TASK TO COMPLETE - Determine which lines contain the word "headset", then copy those lines.

EXTRACTED DATA -
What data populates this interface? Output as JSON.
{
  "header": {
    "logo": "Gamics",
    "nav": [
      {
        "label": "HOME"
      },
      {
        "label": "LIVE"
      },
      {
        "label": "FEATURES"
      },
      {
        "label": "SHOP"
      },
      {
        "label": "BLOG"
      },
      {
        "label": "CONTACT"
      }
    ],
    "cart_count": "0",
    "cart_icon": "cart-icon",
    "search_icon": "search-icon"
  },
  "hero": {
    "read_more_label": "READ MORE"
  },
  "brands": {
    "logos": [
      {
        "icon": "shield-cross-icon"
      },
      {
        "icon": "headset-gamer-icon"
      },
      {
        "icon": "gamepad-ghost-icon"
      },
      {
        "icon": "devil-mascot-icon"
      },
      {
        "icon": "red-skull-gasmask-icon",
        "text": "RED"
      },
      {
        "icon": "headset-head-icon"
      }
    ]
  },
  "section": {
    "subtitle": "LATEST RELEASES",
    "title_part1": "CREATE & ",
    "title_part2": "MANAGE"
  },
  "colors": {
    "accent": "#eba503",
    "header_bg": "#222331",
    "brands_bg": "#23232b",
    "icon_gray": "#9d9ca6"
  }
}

WRITTEN ANSWER -
        "icon": "headset-gamer-icon"
        "icon": "headset-head-icon"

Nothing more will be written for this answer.